## Brief
Copy each line below without leaving any out.

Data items
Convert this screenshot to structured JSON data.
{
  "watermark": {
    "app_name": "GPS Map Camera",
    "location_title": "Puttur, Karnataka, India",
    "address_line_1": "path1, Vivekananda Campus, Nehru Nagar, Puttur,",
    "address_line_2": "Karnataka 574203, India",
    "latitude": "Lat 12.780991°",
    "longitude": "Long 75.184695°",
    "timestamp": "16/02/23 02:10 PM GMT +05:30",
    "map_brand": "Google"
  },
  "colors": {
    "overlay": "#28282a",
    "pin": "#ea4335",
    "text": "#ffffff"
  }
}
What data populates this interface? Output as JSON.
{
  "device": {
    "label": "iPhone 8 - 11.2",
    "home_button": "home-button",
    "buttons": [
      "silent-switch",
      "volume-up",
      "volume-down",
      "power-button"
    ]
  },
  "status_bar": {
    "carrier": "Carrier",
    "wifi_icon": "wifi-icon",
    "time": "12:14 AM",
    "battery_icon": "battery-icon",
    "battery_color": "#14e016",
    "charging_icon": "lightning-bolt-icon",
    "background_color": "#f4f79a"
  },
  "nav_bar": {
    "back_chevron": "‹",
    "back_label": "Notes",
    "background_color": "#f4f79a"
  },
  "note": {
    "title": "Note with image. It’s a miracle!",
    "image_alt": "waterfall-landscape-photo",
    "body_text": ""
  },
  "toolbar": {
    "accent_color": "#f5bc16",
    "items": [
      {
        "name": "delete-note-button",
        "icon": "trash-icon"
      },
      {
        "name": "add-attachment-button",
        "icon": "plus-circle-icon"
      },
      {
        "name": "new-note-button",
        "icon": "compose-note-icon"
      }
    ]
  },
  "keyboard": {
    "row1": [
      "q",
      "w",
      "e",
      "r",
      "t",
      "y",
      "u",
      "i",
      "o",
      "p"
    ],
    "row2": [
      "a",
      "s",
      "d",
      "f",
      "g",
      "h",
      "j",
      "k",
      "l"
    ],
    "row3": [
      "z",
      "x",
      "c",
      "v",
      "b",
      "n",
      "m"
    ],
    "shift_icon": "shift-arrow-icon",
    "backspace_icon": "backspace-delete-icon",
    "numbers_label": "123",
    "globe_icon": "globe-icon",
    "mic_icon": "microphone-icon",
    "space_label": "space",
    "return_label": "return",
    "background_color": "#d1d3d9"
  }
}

## Solution to this exercise
Convert this screenshot to structured JSON data.
{
  "watermark": {
    "app_name": "GPS Map Camera",
    "location_title": "Puttur, Karnataka, India",
    "address_line_1": "path1, Vivekananda Campus, Nehru Nagar, Puttur,",
    "address_line_2": "Karnataka 574203, India",
    "latitude": "Lat 12.780991°",
    "longitude": "Long 75.184695°",
    "timestamp": "16/02/23 02:10 PM GMT +05:30",
    "map_brand": "Google"
  },
  "colors": {
    "overlay": "#28282a",
    "pin": "#ea4335",
    "text": "#ffffff"
  }
}
What data populates this interface? Output as JSON.
{
  "device": {
    "label": "iPhone 8 - 11.2",
    "home_button": "home-button",
    "buttons": [
      "silent-switch",
      "volume-up",
      "volume-down",
      "power-button"
    ]
  },
  "status_bar": {
    "carrier": "Carrier",
    "wifi_icon": "wifi-icon",
    "time": "12:14 AM",
    "battery_icon": "battery-icon",
    "battery_color": "#14e016",
    "charging_icon": "lightning-bolt-icon",
    "background_color": "#f4f79a"
  },
  "nav_bar": {
    "back_chevron": "‹",
    "back_label": "Notes",
    "background_color": "#f4f79a"
  },
  "note": {
    "title": "Note with image. It’s a miracle!",
    "image_alt": "waterfall-landscape-photo",
    "body_text": ""
  },
  "toolbar": {
    "accent_color": "#f5bc16",
    "items": [
      {
        "name": "delete-note-button",
        "icon": "trash-icon"
      },
      {
        "name": "add-attachment-button",
        "icon": "plus-circle-icon"
      },
      {
        "name": "new-note-button",
        "icon": "compose-note-icon"
      }
    ]
  },
  "keyboard": {
    "row1": [
      "q",
      "w",
      "e",
      "r",
      "t",
      "y",
      "u",
      "i",
      "o",
      "p"
    ],
    "row2": [
      "a",
      "s",
      "d",
      "f",
      "g",
      "h",
      "j",
      "k",
      "l"
    ],
    "row3": [
      "z",
      "x",
      "c",
      "v",
      "b",
      "n",
      "m"
    ],
    "shift_icon": "shift-arrow-icon",
    "backspace_icon": "backspace-delete-icon",
    "numbers_label": "123",
    "globe_icon": "globe-icon",
    "mic_icon": "microphone-icon",
    "space_label": "space",
    "return_label": "return",
    "background_color": "#d1d3d9"
  }
}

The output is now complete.